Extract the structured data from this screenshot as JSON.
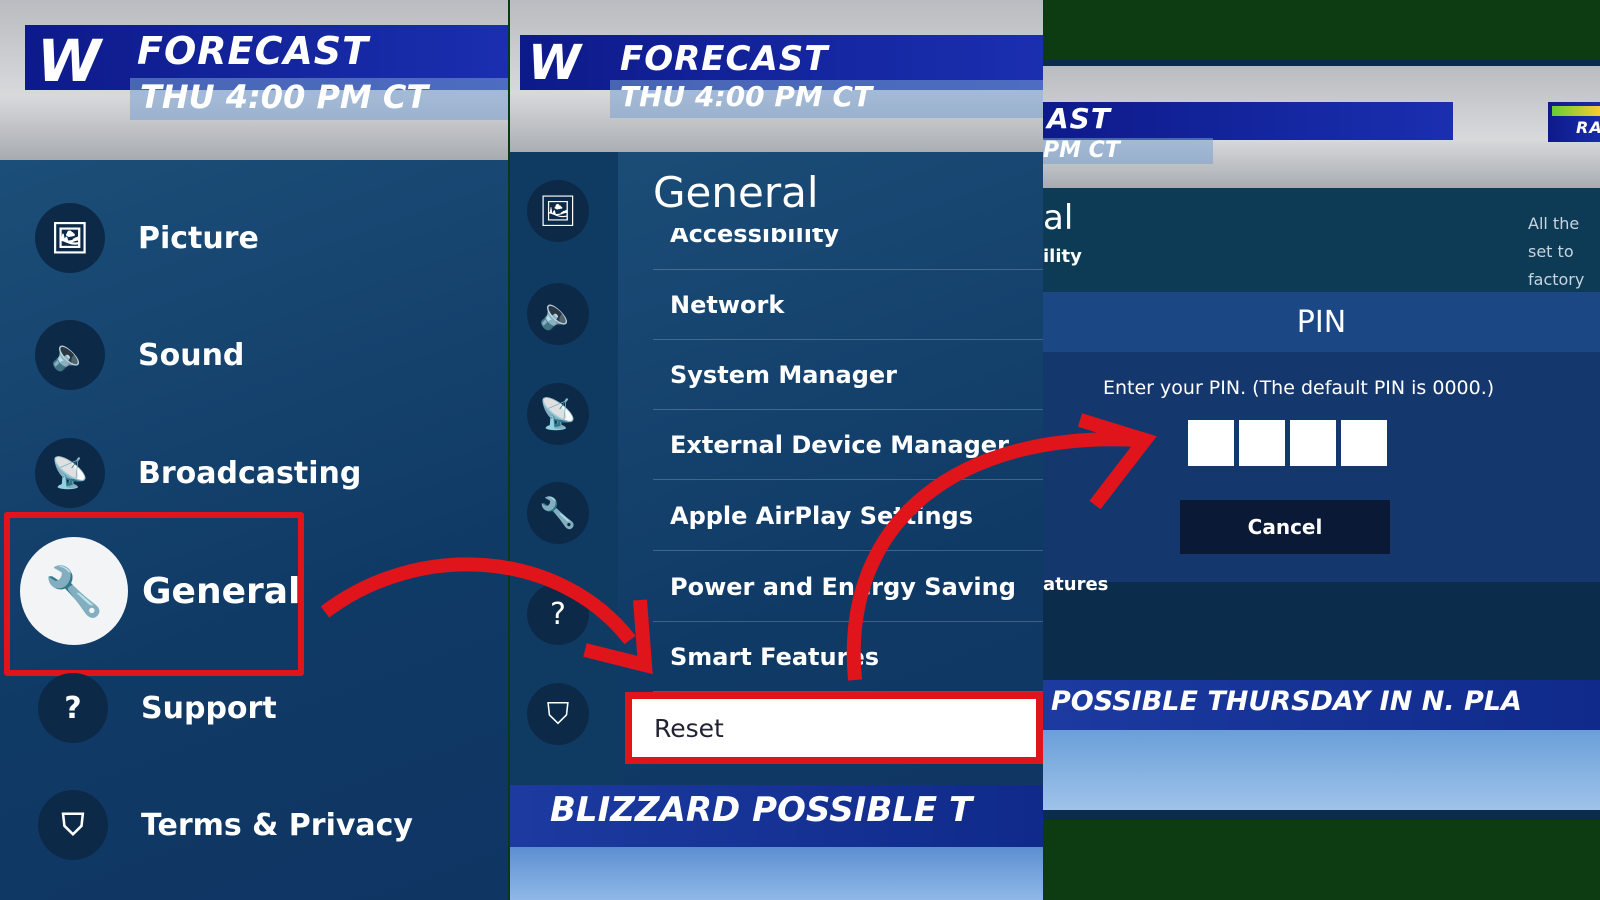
{
  "panel1": {
    "logo": "W",
    "banner_title": "FORECAST",
    "banner_time": "THU 4:00 PM CT",
    "menu": [
      {
        "label": "Picture",
        "icon": "picture-icon"
      },
      {
        "label": "Sound",
        "icon": "speaker-icon"
      },
      {
        "label": "Broadcasting",
        "icon": "satellite-icon"
      },
      {
        "label": "General",
        "icon": "wrench-icon",
        "selected": true
      },
      {
        "label": "Support",
        "icon": "support-cloud-icon"
      },
      {
        "label": "Terms & Privacy",
        "icon": "shield-icon"
      }
    ]
  },
  "panel2": {
    "logo": "W",
    "banner_title": "FORECAST",
    "banner_time": "THU 4:00 PM CT",
    "title": "General",
    "items": [
      "Accessibility",
      "Network",
      "System Manager",
      "External Device Manager",
      "Apple AirPlay Settings",
      "Power and Energy Saving",
      "Smart Features",
      "Reset"
    ],
    "selected": "Reset",
    "ticker": "BLIZZARD POSSIBLE T"
  },
  "panel3": {
    "banner_title": "AST",
    "banner_time": "PM CT",
    "radar_label": "RA",
    "bg_title": "al",
    "bg_item": "ility",
    "bg_item2": "atures",
    "desc": "All the set to factory",
    "dialog_title": "PIN",
    "prompt": "Enter your PIN. (The default PIN is 0000.)",
    "cancel": "Cancel",
    "ticker": "POSSIBLE THURSDAY IN N. PLA"
  },
  "colors": {
    "highlight": "#e0141b",
    "menu_bg": "#103a66",
    "banner": "#0d1a8a"
  }
}
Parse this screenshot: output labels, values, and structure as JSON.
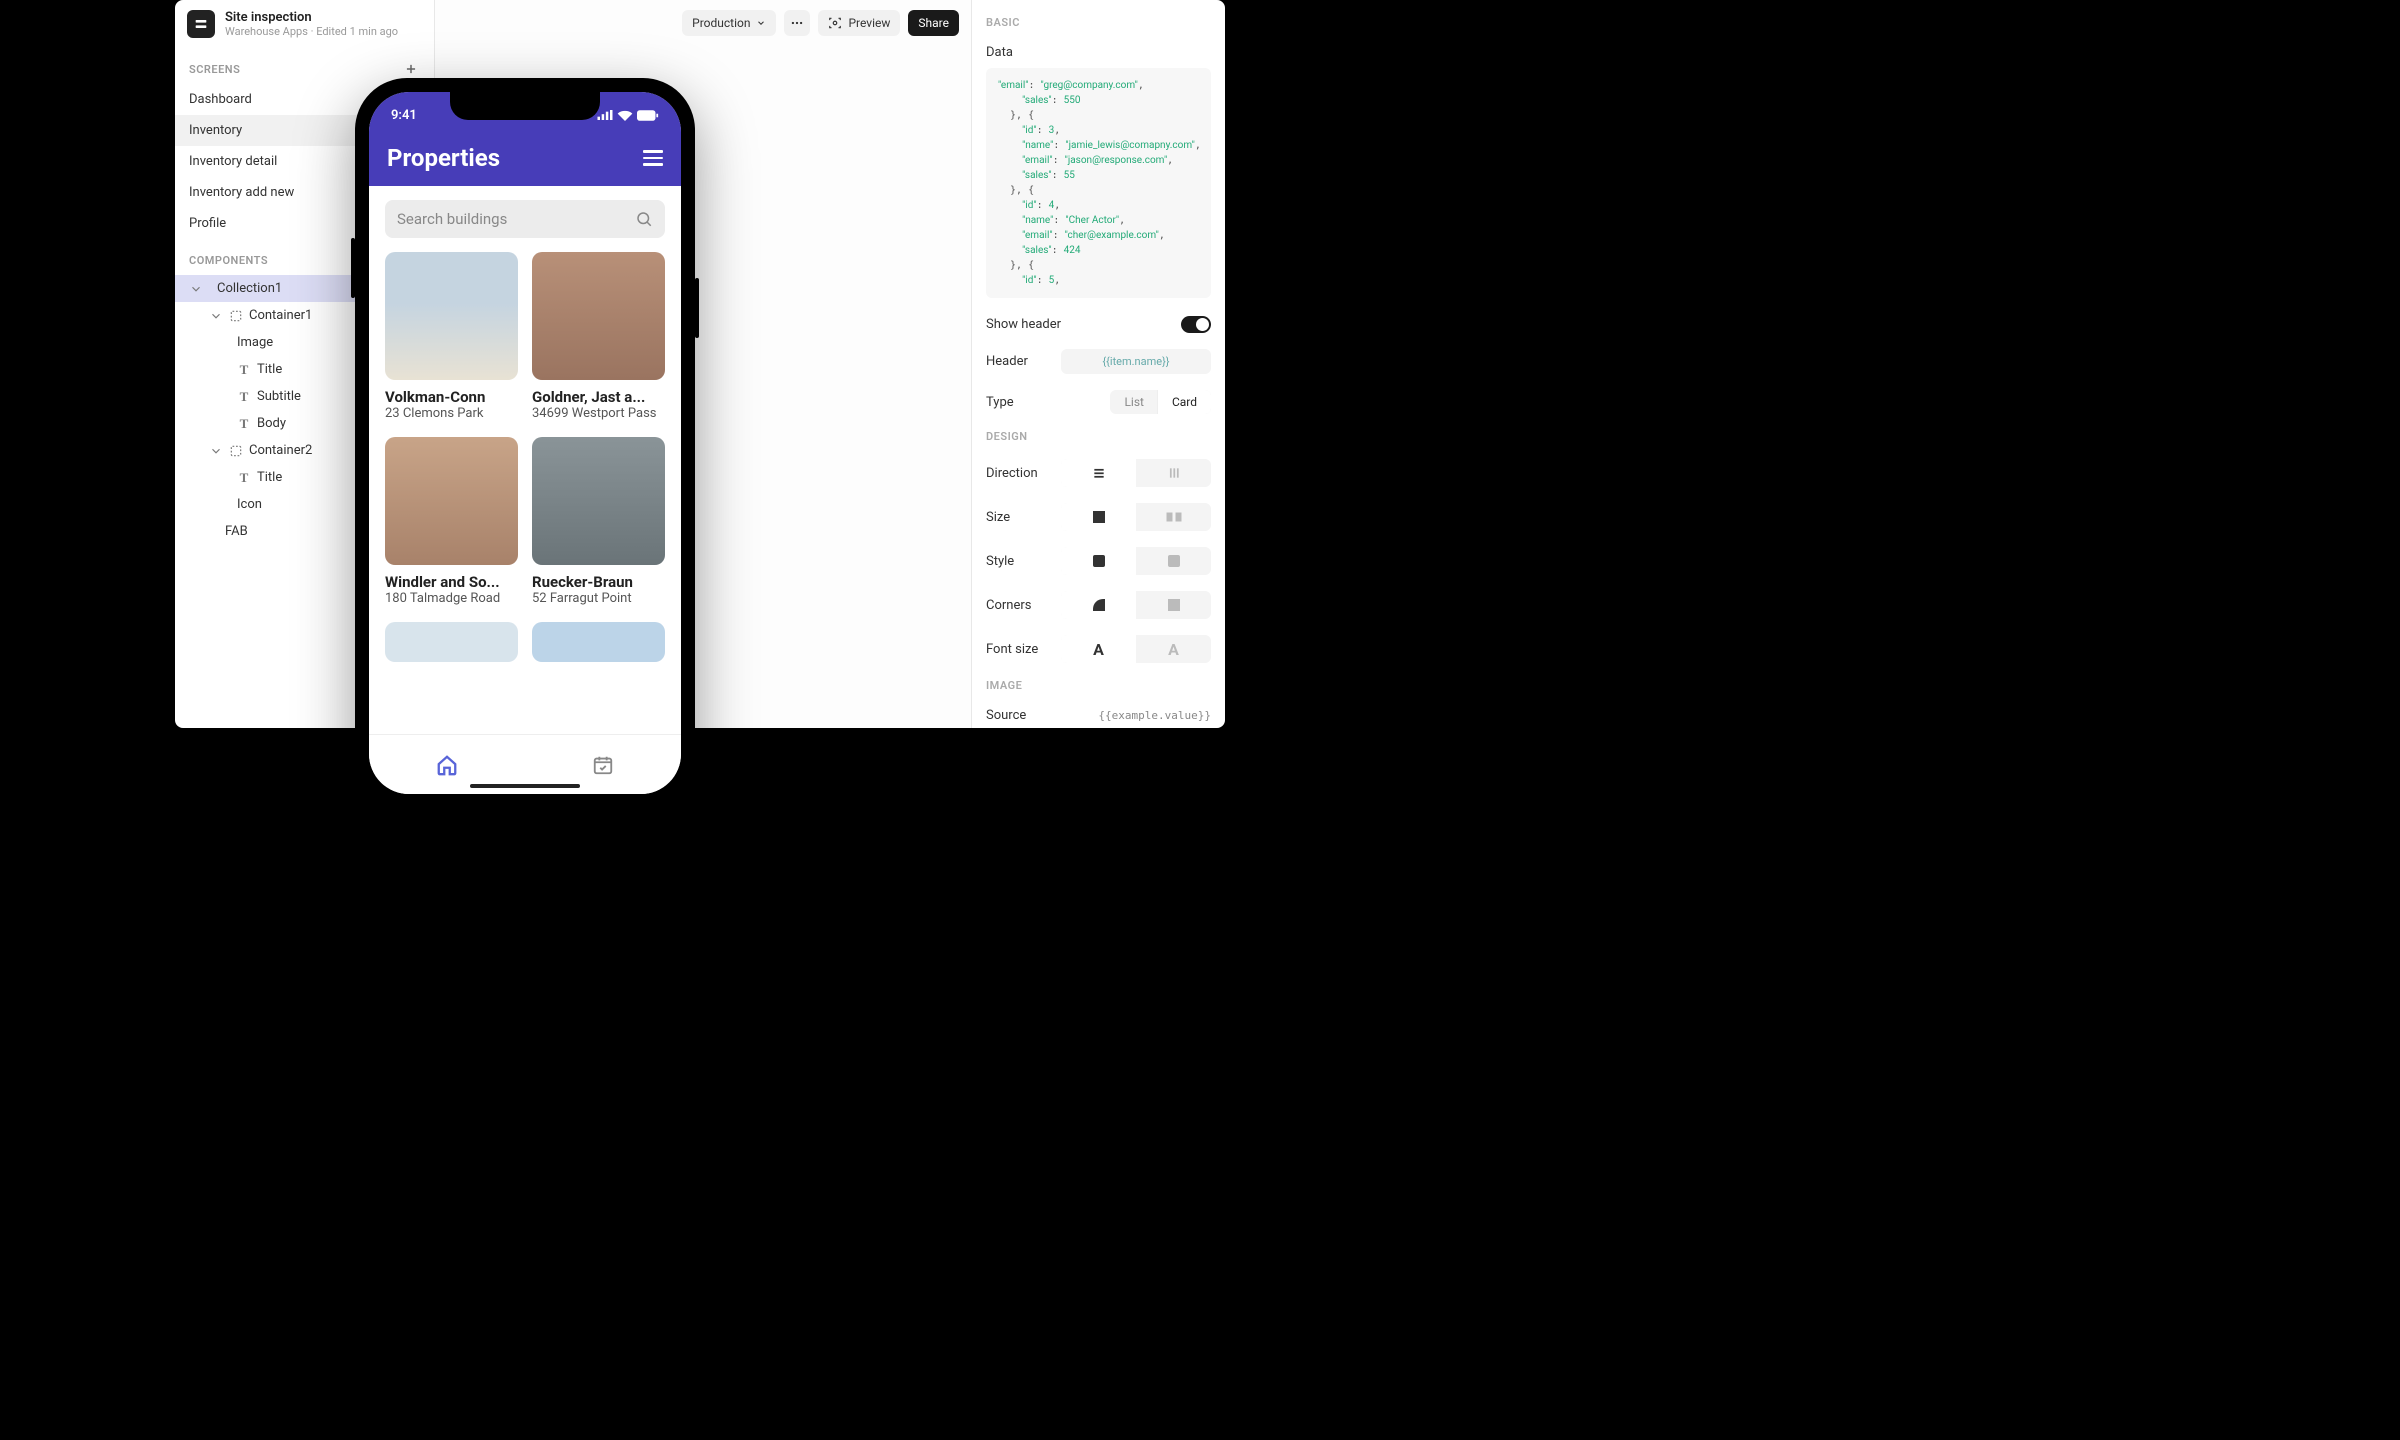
{
  "app": {
    "title": "Site inspection",
    "subtitle": "Warehouse Apps · Edited 1 min ago"
  },
  "topbar": {
    "env": "Production",
    "preview": "Preview",
    "share": "Share"
  },
  "sections": {
    "screens": "SCREENS",
    "components": "COMPONENTS"
  },
  "screens": [
    "Dashboard",
    "Inventory",
    "Inventory detail",
    "Inventory add new",
    "Profile"
  ],
  "selected_screen": "Inventory",
  "components": {
    "collection": "Collection1",
    "container1": "Container1",
    "image": "Image",
    "title": "Title",
    "subtitle": "Subtitle",
    "body": "Body",
    "container2": "Container2",
    "title2": "Title",
    "icon": "Icon",
    "fab": "FAB"
  },
  "right": {
    "basic": "BASIC",
    "data": "Data",
    "show_header": "Show header",
    "header": "Header",
    "header_value": "{{item.name}}",
    "type": "Type",
    "type_list": "List",
    "type_card": "Card",
    "design": "DESIGN",
    "direction": "Direction",
    "size": "Size",
    "style": "Style",
    "corners": "Corners",
    "font_size": "Font size",
    "image": "IMAGE",
    "source": "Source",
    "source_value": "{{example.value}}"
  },
  "code": {
    "line1": "    \"email\": \"greg@company.com\",",
    "line2": "    \"sales\": 550",
    "line3": "  }, {",
    "line4": "    \"id\": 3,",
    "line5": "    \"name\": \"jamie_lewis@comapny.com\",",
    "line6": "    \"email\": \"jason@response.com\",",
    "line7": "    \"sales\": 55",
    "line8": "  }, {",
    "line9": "    \"id\": 4,",
    "line10": "    \"name\": \"Cher Actor\",",
    "line11": "    \"email\": \"cher@example.com\",",
    "line12": "    \"sales\": 424",
    "line13": "  }, {",
    "line14": "    \"id\": 5,"
  },
  "phone": {
    "time": "9:41",
    "title": "Properties",
    "search_placeholder": "Search buildings",
    "cards": [
      {
        "title": "Volkman-Conn",
        "sub": "23 Clemons Park"
      },
      {
        "title": "Goldner, Jast a...",
        "sub": "34699 Westport Pass"
      },
      {
        "title": "Windler and So...",
        "sub": "180 Talmadge Road"
      },
      {
        "title": "Ruecker-Braun",
        "sub": "52 Farragut Point"
      }
    ]
  }
}
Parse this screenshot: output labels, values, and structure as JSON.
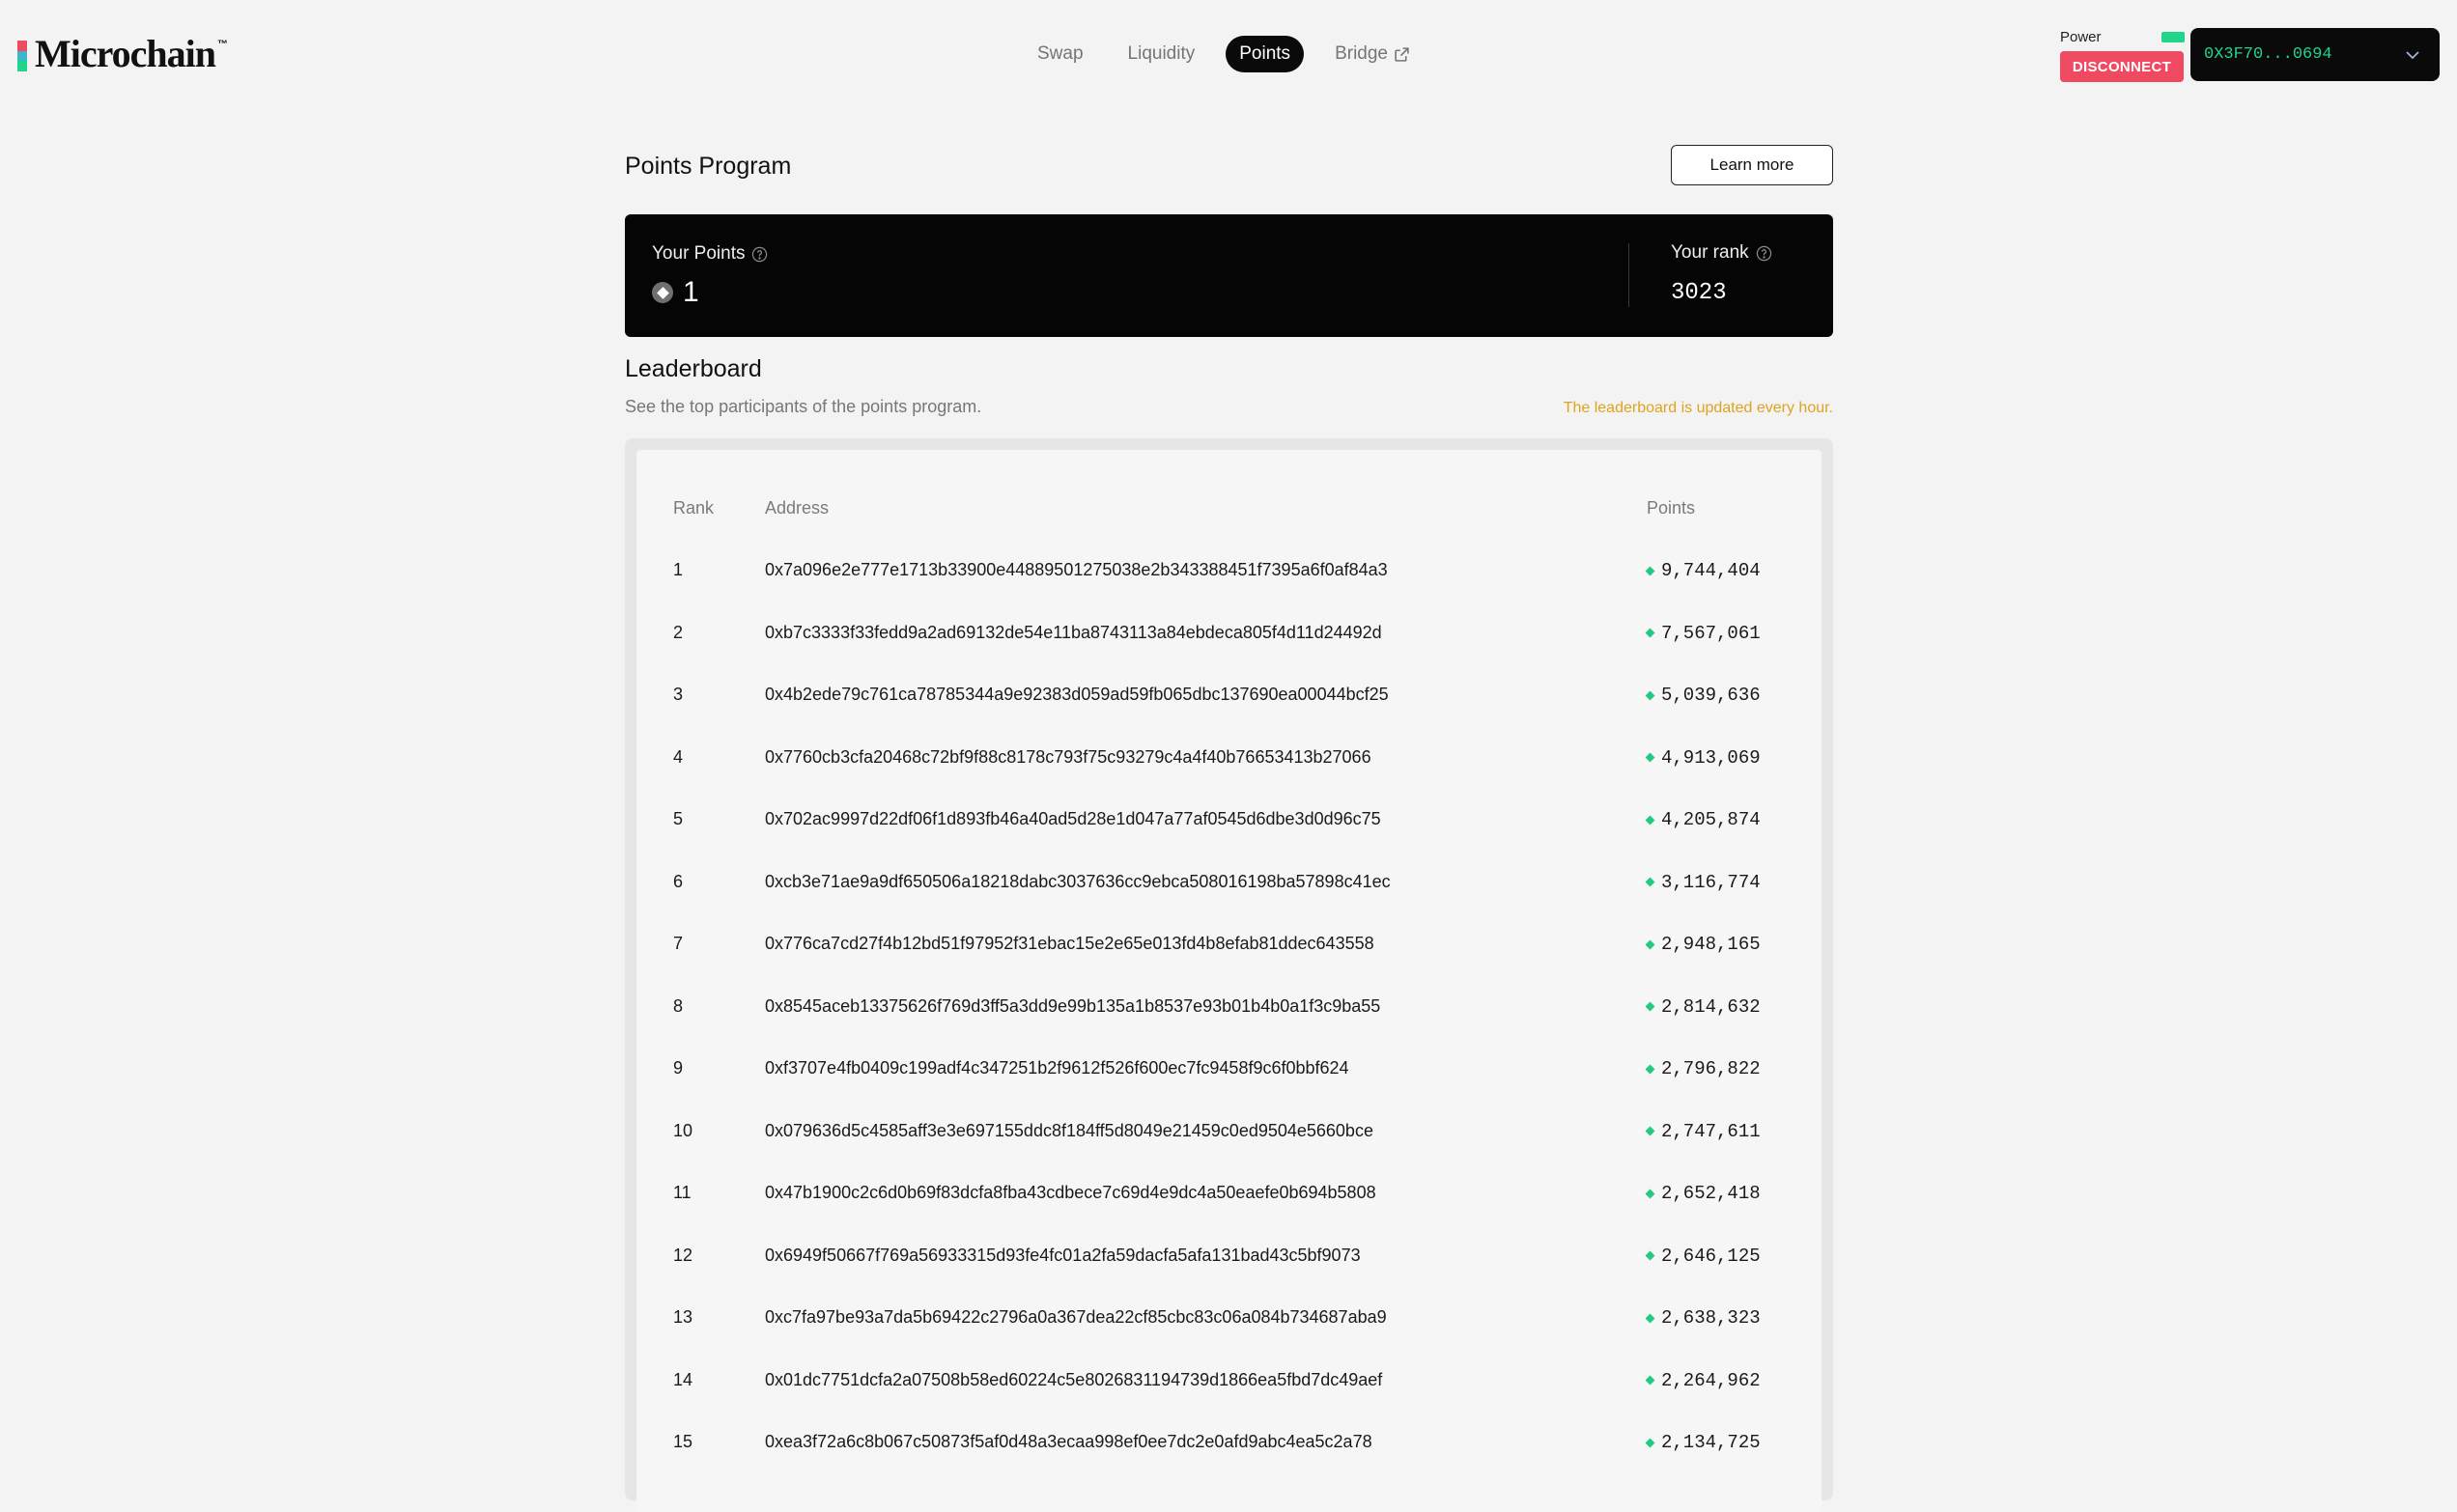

+++

## Goal of the exercise:
Display every line of the listing that contains the string "POSSIBLE".

## Written answer:
    "ticker": "BLIZZARD POSSIBLE T"
    "ticker": "POSSIBLE THURSDAY IN N. PLA"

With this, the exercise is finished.